**Problem to solve**
Output all records precisely as written.

**Available records**

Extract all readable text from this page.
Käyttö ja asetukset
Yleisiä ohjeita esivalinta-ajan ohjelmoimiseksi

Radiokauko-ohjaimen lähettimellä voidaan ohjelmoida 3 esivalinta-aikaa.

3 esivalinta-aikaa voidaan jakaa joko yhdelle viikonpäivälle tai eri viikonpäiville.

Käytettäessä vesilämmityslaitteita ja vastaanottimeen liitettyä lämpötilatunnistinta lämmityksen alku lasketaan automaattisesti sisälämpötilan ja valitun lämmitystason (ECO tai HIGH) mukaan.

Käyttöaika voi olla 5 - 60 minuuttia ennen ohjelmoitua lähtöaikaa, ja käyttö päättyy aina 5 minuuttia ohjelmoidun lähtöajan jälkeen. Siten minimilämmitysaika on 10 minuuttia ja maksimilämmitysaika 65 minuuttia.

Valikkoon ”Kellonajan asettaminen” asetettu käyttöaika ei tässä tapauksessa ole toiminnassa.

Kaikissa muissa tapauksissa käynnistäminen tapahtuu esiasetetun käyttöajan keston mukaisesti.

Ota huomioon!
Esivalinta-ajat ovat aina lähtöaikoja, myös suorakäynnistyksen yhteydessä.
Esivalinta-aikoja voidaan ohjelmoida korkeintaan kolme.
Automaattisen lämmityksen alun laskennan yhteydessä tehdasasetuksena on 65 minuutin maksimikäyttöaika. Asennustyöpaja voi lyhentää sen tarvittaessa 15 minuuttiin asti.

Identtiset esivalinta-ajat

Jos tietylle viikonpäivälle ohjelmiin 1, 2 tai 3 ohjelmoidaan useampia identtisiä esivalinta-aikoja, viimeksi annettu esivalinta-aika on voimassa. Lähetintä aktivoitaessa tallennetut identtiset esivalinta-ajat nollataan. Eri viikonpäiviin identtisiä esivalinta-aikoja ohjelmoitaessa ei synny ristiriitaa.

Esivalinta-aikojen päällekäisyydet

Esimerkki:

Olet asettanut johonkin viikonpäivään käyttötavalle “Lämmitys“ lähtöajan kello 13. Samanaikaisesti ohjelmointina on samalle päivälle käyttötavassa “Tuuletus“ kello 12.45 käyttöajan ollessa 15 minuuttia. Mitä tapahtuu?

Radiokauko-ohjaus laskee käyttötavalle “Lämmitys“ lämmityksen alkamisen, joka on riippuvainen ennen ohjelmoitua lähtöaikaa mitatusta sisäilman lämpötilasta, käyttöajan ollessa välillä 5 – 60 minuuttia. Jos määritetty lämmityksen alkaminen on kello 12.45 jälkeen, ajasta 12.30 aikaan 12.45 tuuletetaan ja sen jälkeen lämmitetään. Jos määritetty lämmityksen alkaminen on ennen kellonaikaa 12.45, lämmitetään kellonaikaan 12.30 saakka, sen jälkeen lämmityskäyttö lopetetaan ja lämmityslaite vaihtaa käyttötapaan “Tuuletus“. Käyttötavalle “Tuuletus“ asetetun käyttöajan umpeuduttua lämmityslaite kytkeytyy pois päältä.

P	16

**Finished answer**
Extract all readable text from this page.
Käyttö ja asetukset
Yleisiä ohjeita esivalinta-ajan ohjelmoimiseksi

Radiokauko-ohjaimen lähettimellä voidaan ohjelmoida 3 esivalinta-aikaa.

3 esivalinta-aikaa voidaan jakaa joko yhdelle viikonpäivälle tai eri viikonpäiville.

Käytettäessä vesilämmityslaitteita ja vastaanottimeen liitettyä lämpötilatunnistinta lämmityksen alku lasketaan automaattisesti sisälämpötilan ja valitun lämmitystason (ECO tai HIGH) mukaan.

Käyttöaika voi olla 5 - 60 minuuttia ennen ohjelmoitua lähtöaikaa, ja käyttö päättyy aina 5 minuuttia ohjelmoidun lähtöajan jälkeen. Siten minimilämmitysaika on 10 minuuttia ja maksimilämmitysaika 65 minuuttia.

Valikkoon ”Kellonajan asettaminen” asetettu käyttöaika ei tässä tapauksessa ole toiminnassa.

Kaikissa muissa tapauksissa käynnistäminen tapahtuu esiasetetun käyttöajan keston mukaisesti.

Ota huomioon!
Esivalinta-ajat ovat aina lähtöaikoja, myös suorakäynnistyksen yhteydessä.
Esivalinta-aikoja voidaan ohjelmoida korkeintaan kolme.
Automaattisen lämmityksen alun laskennan yhteydessä tehdasasetuksena on 65 minuutin maksimikäyttöaika. Asennustyöpaja voi lyhentää sen tarvittaessa 15 minuuttiin asti.

Identtiset esivalinta-ajat

Jos tietylle viikonpäivälle ohjelmiin 1, 2 tai 3 ohjelmoidaan useampia identtisiä esivalinta-aikoja, viimeksi annettu esivalinta-aika on voimassa. Lähetintä aktivoitaessa tallennetut identtiset esivalinta-ajat nollataan. Eri viikonpäiviin identtisiä esivalinta-aikoja ohjelmoitaessa ei synny ristiriitaa.

Esivalinta-aikojen päällekäisyydet

Esimerkki:

Olet asettanut johonkin viikonpäivään käyttötavalle “Lämmitys“ lähtöajan kello 13. Samanaikaisesti ohjelmointina on samalle päivälle käyttötavassa “Tuuletus“ kello 12.45 käyttöajan ollessa 15 minuuttia. Mitä tapahtuu?

Radiokauko-ohjaus laskee käyttötavalle “Lämmitys“ lämmityksen alkamisen, joka on riippuvainen ennen ohjelmoitua lähtöaikaa mitatusta sisäilman lämpötilasta, käyttöajan ollessa välillä 5 – 60 minuuttia. Jos määritetty lämmityksen alkaminen on kello 12.45 jälkeen, ajasta 12.30 aikaan 12.45 tuuletetaan ja sen jälkeen lämmitetään. Jos määritetty lämmityksen alkaminen on ennen kellonaikaa 12.45, lämmitetään kellonaikaan 12.30 saakka, sen jälkeen lämmityskäyttö lopetetaan ja lämmityslaite vaihtaa käyttötapaan “Tuuletus“. Käyttötavalle “Tuuletus“ asetetun käyttöajan umpeuduttua lämmityslaite kytkeytyy pois päältä.

P	16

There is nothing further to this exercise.